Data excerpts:
»»

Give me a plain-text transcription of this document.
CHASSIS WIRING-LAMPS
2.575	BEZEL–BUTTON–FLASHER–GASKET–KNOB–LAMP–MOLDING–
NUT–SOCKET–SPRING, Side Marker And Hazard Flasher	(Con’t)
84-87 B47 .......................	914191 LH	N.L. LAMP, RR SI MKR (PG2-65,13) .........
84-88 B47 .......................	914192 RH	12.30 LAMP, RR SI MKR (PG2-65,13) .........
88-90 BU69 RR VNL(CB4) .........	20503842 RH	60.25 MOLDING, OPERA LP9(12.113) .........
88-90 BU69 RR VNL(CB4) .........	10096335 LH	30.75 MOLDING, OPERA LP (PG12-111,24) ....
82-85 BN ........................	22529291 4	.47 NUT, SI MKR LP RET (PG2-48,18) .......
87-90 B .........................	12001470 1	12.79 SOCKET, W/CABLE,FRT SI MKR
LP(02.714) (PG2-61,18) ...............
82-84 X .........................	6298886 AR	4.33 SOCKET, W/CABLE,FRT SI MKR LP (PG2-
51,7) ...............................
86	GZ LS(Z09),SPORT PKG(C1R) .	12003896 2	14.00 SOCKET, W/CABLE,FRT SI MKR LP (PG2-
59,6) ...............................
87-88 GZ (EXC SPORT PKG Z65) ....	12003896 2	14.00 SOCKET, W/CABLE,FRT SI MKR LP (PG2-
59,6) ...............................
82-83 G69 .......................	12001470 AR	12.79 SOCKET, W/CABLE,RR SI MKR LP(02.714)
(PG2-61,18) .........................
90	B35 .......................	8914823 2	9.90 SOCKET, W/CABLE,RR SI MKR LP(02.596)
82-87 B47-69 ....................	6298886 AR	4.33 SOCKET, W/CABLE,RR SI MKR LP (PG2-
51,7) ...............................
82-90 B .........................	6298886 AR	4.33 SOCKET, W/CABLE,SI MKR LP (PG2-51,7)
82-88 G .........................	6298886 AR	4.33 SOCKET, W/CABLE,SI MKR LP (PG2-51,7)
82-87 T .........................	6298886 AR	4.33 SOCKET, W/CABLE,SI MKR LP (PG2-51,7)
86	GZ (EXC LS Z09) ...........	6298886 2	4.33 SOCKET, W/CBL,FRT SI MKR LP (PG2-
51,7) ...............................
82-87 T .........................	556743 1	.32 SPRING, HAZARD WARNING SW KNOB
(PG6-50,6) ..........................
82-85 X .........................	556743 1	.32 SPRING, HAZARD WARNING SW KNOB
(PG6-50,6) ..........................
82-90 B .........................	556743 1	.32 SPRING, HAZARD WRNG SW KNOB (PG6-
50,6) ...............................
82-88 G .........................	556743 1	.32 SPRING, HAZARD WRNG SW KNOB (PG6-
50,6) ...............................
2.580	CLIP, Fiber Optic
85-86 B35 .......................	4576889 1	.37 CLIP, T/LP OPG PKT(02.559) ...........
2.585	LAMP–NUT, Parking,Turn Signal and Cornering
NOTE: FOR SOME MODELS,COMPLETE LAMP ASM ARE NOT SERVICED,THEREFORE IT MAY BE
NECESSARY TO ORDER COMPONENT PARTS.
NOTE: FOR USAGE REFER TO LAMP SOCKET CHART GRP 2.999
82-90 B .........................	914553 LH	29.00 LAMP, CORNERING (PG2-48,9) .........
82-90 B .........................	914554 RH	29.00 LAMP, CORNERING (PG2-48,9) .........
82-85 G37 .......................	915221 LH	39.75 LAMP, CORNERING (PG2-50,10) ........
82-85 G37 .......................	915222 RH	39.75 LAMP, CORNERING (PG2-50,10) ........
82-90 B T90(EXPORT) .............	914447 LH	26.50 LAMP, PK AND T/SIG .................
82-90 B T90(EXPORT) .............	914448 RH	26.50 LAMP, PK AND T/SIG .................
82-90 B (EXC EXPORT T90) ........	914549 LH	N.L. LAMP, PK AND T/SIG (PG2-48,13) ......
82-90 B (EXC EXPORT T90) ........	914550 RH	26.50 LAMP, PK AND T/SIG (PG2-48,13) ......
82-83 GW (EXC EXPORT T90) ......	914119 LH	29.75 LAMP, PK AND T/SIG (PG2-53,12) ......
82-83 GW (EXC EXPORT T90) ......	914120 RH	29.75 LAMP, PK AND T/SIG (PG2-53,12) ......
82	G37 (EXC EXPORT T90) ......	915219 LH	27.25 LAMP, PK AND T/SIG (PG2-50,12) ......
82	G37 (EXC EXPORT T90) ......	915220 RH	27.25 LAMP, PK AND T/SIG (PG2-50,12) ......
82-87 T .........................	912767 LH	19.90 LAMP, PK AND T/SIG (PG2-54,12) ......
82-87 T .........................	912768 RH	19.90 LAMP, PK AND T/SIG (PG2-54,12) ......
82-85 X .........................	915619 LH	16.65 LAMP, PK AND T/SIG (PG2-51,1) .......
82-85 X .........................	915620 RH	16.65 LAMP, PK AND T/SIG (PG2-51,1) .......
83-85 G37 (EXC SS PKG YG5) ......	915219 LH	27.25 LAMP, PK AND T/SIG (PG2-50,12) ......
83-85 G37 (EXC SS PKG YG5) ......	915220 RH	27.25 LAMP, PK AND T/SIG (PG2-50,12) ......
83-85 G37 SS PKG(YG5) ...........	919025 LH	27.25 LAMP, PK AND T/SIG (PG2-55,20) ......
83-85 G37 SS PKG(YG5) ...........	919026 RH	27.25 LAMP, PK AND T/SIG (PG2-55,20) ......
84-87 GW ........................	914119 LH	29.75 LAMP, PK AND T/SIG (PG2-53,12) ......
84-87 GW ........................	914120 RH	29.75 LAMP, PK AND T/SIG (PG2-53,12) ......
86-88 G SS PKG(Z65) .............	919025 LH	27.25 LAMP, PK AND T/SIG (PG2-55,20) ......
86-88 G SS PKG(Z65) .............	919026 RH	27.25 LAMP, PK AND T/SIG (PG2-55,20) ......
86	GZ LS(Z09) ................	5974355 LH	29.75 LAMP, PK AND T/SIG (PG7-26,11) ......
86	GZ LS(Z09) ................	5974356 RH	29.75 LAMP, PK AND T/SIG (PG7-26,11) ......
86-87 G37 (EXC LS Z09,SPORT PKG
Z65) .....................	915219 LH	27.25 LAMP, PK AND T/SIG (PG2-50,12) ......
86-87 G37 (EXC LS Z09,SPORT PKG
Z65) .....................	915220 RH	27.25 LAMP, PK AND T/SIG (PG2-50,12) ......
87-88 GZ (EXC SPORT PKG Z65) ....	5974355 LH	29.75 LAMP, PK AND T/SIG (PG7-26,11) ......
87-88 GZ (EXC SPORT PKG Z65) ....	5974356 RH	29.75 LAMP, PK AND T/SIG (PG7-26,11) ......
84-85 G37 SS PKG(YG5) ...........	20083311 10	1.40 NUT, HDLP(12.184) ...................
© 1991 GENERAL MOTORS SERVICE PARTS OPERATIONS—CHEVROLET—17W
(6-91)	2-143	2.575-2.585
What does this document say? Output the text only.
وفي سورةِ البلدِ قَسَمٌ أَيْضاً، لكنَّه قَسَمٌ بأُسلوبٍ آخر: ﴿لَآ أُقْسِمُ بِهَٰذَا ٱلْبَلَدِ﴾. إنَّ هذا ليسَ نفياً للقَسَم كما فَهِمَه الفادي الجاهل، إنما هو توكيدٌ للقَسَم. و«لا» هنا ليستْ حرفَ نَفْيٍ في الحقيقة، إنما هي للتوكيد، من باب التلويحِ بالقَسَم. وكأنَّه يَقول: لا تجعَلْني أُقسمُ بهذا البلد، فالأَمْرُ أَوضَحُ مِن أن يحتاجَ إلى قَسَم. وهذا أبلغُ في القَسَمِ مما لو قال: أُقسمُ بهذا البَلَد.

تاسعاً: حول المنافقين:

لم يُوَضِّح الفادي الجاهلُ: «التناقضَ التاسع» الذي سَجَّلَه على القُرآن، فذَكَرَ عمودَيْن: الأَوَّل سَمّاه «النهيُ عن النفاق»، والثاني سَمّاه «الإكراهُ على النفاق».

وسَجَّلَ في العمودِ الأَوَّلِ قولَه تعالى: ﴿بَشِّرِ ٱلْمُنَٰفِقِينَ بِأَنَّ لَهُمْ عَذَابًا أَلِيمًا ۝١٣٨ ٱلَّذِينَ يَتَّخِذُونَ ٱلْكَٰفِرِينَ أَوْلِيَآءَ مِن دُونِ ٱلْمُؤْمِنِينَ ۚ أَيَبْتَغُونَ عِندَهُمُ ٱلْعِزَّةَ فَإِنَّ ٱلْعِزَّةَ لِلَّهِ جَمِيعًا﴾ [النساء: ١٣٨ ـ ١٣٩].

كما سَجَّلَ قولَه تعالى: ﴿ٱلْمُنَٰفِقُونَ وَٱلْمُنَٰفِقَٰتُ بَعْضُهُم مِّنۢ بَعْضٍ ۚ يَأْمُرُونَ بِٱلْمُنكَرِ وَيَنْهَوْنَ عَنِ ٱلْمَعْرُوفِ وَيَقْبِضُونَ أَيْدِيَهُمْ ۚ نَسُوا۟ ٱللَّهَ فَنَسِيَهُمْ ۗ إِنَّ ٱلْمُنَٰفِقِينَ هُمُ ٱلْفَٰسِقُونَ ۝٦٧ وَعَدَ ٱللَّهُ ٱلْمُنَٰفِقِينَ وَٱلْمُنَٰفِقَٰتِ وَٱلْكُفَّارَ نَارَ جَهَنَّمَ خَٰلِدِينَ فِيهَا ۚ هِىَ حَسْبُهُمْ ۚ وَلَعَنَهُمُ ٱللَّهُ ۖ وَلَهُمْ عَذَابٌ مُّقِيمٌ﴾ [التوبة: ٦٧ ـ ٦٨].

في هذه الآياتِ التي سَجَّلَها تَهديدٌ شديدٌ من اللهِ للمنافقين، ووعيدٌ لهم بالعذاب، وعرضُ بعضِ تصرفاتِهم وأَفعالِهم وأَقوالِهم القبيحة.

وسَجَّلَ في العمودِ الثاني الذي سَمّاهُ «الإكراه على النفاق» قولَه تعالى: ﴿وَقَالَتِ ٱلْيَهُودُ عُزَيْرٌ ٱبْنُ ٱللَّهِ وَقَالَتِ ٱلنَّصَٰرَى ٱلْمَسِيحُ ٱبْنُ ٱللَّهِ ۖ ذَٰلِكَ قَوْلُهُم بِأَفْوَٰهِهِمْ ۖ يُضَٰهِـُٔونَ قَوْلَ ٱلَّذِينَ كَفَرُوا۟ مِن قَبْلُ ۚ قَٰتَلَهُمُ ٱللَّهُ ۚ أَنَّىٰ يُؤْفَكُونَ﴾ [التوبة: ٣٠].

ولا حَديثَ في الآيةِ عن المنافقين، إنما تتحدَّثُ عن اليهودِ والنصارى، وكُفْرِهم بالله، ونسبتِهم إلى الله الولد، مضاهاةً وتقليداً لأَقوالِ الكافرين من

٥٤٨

««

_Exercise directions_: Copy, from the material, each line that holds the string "this".

_Task response_:
Give me a plain-text transcription of this document.
What does this document say? Output the text only.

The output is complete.